--- Start of EXTRACTED DATA ---

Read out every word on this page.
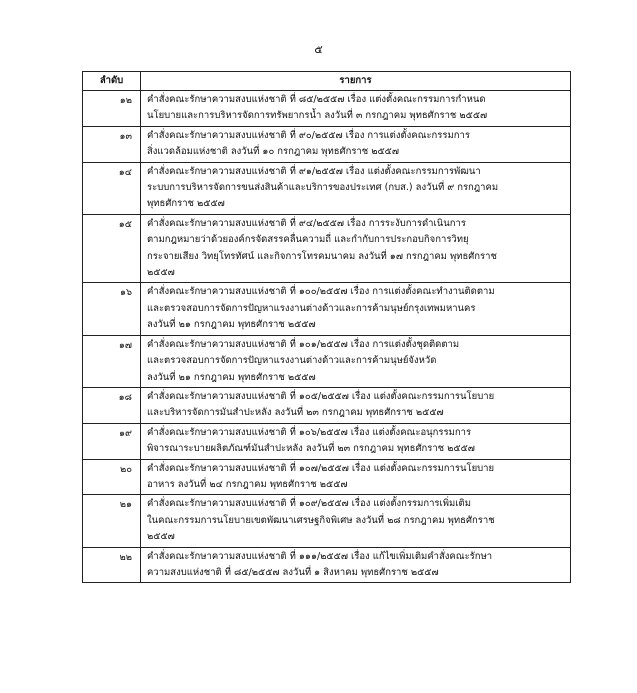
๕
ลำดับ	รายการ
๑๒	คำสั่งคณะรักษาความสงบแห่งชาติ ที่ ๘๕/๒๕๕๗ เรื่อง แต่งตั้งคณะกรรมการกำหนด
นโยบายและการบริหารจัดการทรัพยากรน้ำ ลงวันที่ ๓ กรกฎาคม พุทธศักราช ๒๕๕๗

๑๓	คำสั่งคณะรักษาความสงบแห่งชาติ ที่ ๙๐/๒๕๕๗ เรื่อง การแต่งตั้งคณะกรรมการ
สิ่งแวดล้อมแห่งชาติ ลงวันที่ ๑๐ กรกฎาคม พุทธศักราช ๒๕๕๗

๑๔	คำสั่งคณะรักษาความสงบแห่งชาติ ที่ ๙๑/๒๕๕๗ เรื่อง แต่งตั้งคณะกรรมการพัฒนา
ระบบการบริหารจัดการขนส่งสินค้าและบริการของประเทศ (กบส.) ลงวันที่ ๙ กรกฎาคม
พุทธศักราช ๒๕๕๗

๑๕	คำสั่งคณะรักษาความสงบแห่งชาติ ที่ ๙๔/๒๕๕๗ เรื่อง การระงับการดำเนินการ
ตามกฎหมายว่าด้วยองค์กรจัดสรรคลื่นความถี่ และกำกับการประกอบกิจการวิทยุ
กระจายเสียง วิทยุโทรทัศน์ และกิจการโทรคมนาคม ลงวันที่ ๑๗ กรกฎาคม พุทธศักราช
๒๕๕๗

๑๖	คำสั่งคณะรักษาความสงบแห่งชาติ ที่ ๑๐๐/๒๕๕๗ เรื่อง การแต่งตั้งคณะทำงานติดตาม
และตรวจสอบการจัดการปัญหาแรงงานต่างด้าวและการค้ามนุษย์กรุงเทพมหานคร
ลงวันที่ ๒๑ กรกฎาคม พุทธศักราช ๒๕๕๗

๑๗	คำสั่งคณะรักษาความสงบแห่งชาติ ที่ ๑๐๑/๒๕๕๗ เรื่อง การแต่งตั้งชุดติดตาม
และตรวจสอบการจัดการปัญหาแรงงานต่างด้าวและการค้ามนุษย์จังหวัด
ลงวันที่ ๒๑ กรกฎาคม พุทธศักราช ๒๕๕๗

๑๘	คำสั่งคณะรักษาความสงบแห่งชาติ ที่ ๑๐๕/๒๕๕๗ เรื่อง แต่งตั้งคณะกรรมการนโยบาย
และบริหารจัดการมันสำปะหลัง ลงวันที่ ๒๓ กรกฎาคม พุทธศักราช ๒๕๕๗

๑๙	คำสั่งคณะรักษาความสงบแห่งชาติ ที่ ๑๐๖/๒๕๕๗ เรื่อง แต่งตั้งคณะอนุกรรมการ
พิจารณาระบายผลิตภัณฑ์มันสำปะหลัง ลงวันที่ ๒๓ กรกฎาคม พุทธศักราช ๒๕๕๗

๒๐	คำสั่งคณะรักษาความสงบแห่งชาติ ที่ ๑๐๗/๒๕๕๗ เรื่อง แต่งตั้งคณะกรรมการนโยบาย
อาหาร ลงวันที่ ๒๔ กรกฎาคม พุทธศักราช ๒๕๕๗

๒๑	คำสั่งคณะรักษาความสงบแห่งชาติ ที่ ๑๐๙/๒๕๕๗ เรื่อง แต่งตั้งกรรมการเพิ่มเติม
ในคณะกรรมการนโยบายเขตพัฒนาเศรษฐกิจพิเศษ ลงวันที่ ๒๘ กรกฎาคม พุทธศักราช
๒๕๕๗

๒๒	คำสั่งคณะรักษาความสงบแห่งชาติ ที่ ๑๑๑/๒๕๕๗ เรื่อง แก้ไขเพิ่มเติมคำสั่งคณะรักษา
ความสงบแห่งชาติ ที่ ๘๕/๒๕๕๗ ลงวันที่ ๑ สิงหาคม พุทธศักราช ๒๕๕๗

--- End of EXTRACTED DATA ---
--- Start of EXTRACTED DATA ---

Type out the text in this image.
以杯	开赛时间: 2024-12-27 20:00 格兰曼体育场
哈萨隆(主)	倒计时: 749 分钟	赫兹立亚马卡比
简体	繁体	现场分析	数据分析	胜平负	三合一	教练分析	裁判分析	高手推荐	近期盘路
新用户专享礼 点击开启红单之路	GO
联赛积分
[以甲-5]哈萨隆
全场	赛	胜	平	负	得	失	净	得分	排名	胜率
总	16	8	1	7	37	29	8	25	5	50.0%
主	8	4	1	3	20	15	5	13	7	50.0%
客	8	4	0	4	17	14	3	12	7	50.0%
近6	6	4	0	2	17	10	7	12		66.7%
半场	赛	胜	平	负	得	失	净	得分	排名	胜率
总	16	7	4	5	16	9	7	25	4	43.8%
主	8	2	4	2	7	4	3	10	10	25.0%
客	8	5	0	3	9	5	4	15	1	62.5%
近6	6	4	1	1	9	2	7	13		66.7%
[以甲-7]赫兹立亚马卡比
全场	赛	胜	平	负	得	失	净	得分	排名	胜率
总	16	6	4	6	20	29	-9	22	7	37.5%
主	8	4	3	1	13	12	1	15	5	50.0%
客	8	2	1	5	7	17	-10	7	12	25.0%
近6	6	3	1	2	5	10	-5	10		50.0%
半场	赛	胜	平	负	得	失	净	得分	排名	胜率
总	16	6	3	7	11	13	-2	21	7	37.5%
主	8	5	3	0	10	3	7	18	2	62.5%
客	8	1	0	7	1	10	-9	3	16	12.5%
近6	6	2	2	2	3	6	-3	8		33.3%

--- End of EXTRACTED DATA ---

■ OBJECTIVE ■
Scan the entries above. Copy each line that has the string "ญหาแรงงานต".

■ IN RESPONSE ■
และตรวจสอบการจัดการปัญหาแรงงานต่างด้าวและการค้ามนุษย์กรุงเทพมหานคร
และตรวจสอบการจัดการปัญหาแรงงานต่างด้าวและการค้ามนุษย์จังหวัด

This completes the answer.